Emit the data below verbatim, stripping out any pictures.

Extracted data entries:

Start

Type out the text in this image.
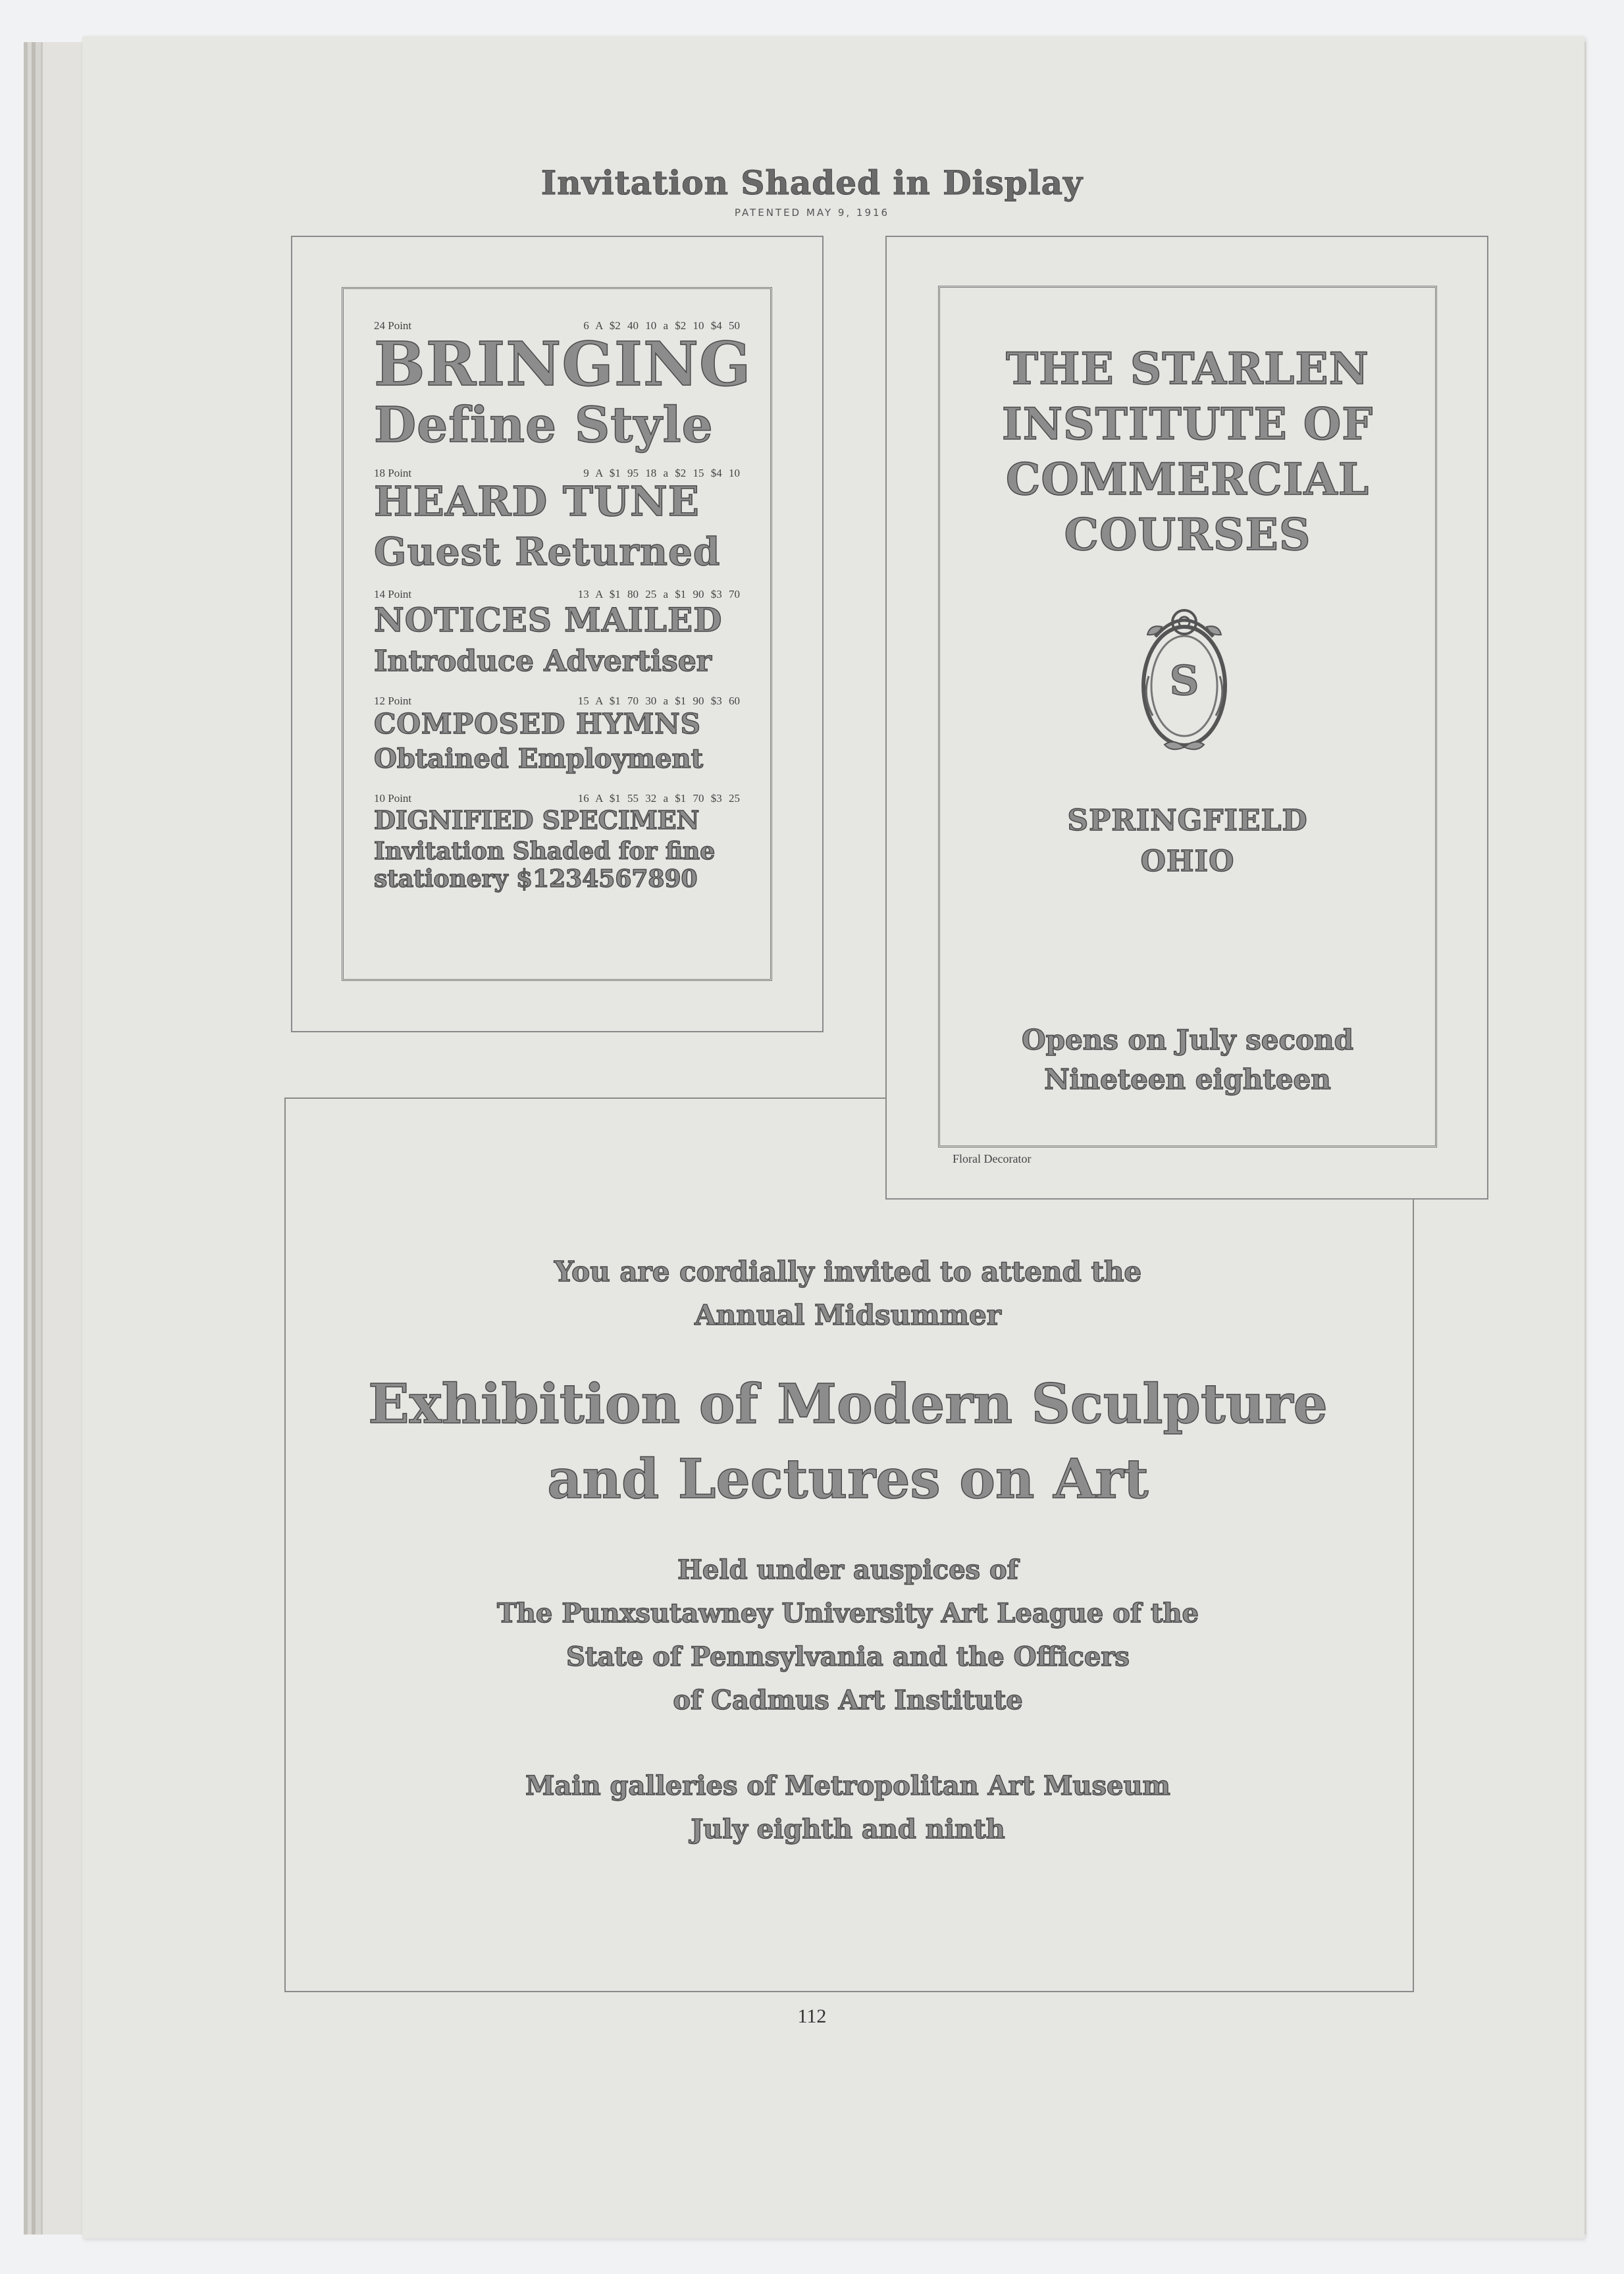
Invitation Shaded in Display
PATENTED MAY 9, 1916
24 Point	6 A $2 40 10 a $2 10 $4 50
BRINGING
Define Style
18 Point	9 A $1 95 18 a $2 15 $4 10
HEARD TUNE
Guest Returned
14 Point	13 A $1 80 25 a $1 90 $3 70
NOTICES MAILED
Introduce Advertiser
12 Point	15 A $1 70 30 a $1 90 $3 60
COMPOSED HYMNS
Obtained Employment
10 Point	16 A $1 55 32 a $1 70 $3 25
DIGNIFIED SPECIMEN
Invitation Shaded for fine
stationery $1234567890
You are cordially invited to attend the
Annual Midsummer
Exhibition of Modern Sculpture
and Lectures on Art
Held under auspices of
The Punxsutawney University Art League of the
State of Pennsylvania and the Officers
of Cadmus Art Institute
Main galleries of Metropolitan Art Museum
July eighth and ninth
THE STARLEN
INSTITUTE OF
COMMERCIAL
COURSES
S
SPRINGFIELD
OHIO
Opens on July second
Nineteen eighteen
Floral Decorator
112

End

> [Right answer]:
Type out the text in this image.
Invitation Shaded in Display
PATENTED MAY 9, 1916
24 Point	6 A $2 40 10 a $2 10 $4 50
BRINGING
Define Style
18 Point	9 A $1 95 18 a $2 15 $4 10
HEARD TUNE
Guest Returned
14 Point	13 A $1 80 25 a $1 90 $3 70
NOTICES MAILED
Introduce Advertiser
12 Point	15 A $1 70 30 a $1 90 $3 60
COMPOSED HYMNS
Obtained Employment
10 Point	16 A $1 55 32 a $1 70 $3 25
DIGNIFIED SPECIMEN
Invitation Shaded for fine
stationery $1234567890
You are cordially invited to attend the
Annual Midsummer
Exhibition of Modern Sculpture
and Lectures on Art
Held under auspices of
The Punxsutawney University Art League of the
State of Pennsylvania and the Officers
of Cadmus Art Institute
Main galleries of Metropolitan Art Museum
July eighth and ninth
THE STARLEN
INSTITUTE OF
COMMERCIAL
COURSES
S
SPRINGFIELD
OHIO
Opens on July second
Nineteen eighteen
Floral Decorator
112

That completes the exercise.